Nothing should be left out: output all of the entries exactly.

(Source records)
★ ★ ★ ★

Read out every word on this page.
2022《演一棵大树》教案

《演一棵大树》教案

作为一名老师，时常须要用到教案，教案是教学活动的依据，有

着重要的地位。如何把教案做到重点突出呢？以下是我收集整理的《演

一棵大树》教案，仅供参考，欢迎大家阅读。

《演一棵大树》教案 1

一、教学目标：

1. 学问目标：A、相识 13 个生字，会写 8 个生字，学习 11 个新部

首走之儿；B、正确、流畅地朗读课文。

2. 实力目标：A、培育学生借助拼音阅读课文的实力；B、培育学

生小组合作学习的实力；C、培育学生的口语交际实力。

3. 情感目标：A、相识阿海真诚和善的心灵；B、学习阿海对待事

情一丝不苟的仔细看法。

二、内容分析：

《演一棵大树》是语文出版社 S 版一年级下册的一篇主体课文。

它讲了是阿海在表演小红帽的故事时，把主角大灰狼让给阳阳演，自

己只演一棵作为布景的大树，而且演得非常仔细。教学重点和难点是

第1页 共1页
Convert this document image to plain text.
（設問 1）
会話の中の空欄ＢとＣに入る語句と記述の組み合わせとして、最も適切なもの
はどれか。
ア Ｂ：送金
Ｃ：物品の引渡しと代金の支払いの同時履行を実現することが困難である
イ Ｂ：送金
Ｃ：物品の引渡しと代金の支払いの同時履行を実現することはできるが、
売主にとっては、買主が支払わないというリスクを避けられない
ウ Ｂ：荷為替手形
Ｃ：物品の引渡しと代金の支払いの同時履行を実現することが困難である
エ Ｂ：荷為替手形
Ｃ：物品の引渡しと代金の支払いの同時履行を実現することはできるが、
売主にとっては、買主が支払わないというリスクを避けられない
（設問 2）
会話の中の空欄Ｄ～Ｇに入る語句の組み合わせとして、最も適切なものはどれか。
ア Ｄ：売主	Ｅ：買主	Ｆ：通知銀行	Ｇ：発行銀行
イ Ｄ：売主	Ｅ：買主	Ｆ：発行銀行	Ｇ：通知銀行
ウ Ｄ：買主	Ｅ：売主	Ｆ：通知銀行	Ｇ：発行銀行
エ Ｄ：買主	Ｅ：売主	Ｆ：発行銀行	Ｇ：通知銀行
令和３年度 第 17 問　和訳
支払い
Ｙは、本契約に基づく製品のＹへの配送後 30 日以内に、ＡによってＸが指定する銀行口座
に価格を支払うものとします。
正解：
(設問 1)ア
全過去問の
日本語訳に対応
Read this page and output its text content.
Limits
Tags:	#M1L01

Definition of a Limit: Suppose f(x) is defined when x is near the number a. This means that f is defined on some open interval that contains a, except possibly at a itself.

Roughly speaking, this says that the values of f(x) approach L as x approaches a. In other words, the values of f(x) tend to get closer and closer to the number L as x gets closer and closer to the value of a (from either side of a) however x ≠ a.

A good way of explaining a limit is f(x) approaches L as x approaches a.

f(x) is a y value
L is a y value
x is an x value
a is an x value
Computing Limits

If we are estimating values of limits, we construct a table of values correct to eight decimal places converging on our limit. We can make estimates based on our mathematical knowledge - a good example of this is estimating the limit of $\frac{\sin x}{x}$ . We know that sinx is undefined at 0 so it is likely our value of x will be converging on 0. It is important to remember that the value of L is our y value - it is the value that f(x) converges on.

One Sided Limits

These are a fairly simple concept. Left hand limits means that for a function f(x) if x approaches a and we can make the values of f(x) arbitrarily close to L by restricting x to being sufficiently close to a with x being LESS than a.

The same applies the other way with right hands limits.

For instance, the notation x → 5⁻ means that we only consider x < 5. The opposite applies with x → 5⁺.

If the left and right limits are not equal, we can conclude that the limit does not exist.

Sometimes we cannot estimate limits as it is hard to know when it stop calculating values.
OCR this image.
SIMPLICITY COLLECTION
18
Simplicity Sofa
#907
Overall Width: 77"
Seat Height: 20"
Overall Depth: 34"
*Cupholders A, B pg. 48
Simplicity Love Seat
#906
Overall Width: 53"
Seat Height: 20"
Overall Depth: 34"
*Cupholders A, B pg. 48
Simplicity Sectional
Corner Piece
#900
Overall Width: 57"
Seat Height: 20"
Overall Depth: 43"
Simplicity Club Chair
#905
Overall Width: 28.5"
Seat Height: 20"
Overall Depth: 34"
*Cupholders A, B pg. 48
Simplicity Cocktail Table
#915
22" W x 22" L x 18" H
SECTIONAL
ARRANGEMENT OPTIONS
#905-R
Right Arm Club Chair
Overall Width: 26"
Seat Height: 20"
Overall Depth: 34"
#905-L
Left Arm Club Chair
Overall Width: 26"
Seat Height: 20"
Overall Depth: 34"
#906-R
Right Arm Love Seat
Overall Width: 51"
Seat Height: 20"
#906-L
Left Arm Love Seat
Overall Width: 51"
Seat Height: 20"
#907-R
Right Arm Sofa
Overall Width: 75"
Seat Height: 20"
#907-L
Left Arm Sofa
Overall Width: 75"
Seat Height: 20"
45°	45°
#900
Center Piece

★ ★ ★ ★

### Response below
Read out every word on this page.
2022《演一棵大树》教案

《演一棵大树》教案

作为一名老师，时常须要用到教案，教案是教学活动的依据，有

着重要的地位。如何把教案做到重点突出呢？以下是我收集整理的《演

一棵大树》教案，仅供参考，欢迎大家阅读。

《演一棵大树》教案 1

一、教学目标：

1. 学问目标：A、相识 13 个生字，会写 8 个生字，学习 11 个新部

首走之儿；B、正确、流畅地朗读课文。

2. 实力目标：A、培育学生借助拼音阅读课文的实力；B、培育学

生小组合作学习的实力；C、培育学生的口语交际实力。

3. 情感目标：A、相识阿海真诚和善的心灵；B、学习阿海对待事

情一丝不苟的仔细看法。

二、内容分析：

《演一棵大树》是语文出版社 S 版一年级下册的一篇主体课文。

它讲了是阿海在表演小红帽的故事时，把主角大灰狼让给阳阳演，自

己只演一棵作为布景的大树，而且演得非常仔细。教学重点和难点是

第1页 共1页
Convert this document image to plain text.
（設問 1）
会話の中の空欄ＢとＣに入る語句と記述の組み合わせとして、最も適切なもの
はどれか。
ア Ｂ：送金
Ｃ：物品の引渡しと代金の支払いの同時履行を実現することが困難である
イ Ｂ：送金
Ｃ：物品の引渡しと代金の支払いの同時履行を実現することはできるが、
売主にとっては、買主が支払わないというリスクを避けられない
ウ Ｂ：荷為替手形
Ｃ：物品の引渡しと代金の支払いの同時履行を実現することが困難である
エ Ｂ：荷為替手形
Ｃ：物品の引渡しと代金の支払いの同時履行を実現することはできるが、
売主にとっては、買主が支払わないというリスクを避けられない
（設問 2）
会話の中の空欄Ｄ～Ｇに入る語句の組み合わせとして、最も適切なものはどれか。
ア Ｄ：売主	Ｅ：買主	Ｆ：通知銀行	Ｇ：発行銀行
イ Ｄ：売主	Ｅ：買主	Ｆ：発行銀行	Ｇ：通知銀行
ウ Ｄ：買主	Ｅ：売主	Ｆ：通知銀行	Ｇ：発行銀行
エ Ｄ：買主	Ｅ：売主	Ｆ：発行銀行	Ｇ：通知銀行
令和３年度 第 17 問　和訳
支払い
Ｙは、本契約に基づく製品のＹへの配送後 30 日以内に、ＡによってＸが指定する銀行口座
に価格を支払うものとします。
正解：
(設問 1)ア
全過去問の
日本語訳に対応
Read this page and output its text content.
Limits
Tags:	#M1L01

Definition of a Limit: Suppose f(x) is defined when x is near the number a. This means that f is defined on some open interval that contains a, except possibly at a itself.

Roughly speaking, this says that the values of f(x) approach L as x approaches a. In other words, the values of f(x) tend to get closer and closer to the number L as x gets closer and closer to the value of a (from either side of a) however x ≠ a.

A good way of explaining a limit is f(x) approaches L as x approaches a.

f(x) is a y value
L is a y value
x is an x value
a is an x value
Computing Limits

If we are estimating values of limits, we construct a table of values correct to eight decimal places converging on our limit. We can make estimates based on our mathematical knowledge - a good example of this is estimating the limit of $\frac{\sin x}{x}$ . We know that sinx is undefined at 0 so it is likely our value of x will be converging on 0. It is important to remember that the value of L is our y value - it is the value that f(x) converges on.

One Sided Limits

These are a fairly simple concept. Left hand limits means that for a function f(x) if x approaches a and we can make the values of f(x) arbitrarily close to L by restricting x to being sufficiently close to a with x being LESS than a.

The same applies the other way with right hands limits.

For instance, the notation x → 5⁻ means that we only consider x < 5. The opposite applies with x → 5⁺.

If the left and right limits are not equal, we can conclude that the limit does not exist.

Sometimes we cannot estimate limits as it is hard to know when it stop calculating values.
OCR this image.
SIMPLICITY COLLECTION
18
Simplicity Sofa
#907
Overall Width: 77"
Seat Height: 20"
Overall Depth: 34"
*Cupholders A, B pg. 48
Simplicity Love Seat
#906
Overall Width: 53"
Seat Height: 20"
Overall Depth: 34"
*Cupholders A, B pg. 48
Simplicity Sectional
Corner Piece
#900
Overall Width: 57"
Seat Height: 20"
Overall Depth: 43"
Simplicity Club Chair
#905
Overall Width: 28.5"
Seat Height: 20"
Overall Depth: 34"
*Cupholders A, B pg. 48
Simplicity Cocktail Table
#915
22" W x 22" L x 18" H
SECTIONAL
ARRANGEMENT OPTIONS
#905-R
Right Arm Club Chair
Overall Width: 26"
Seat Height: 20"
Overall Depth: 34"
#905-L
Left Arm Club Chair
Overall Width: 26"
Seat Height: 20"
Overall Depth: 34"
#906-R
Right Arm Love Seat
Overall Width: 51"
Seat Height: 20"
#906-L
Left Arm Love Seat
Overall Width: 51"
Seat Height: 20"
#907-R
Right Arm Sofa
Overall Width: 75"
Seat Height: 20"
#907-L
Left Arm Sofa
Overall Width: 75"
Seat Height: 20"
45°	45°
#900
Center Piece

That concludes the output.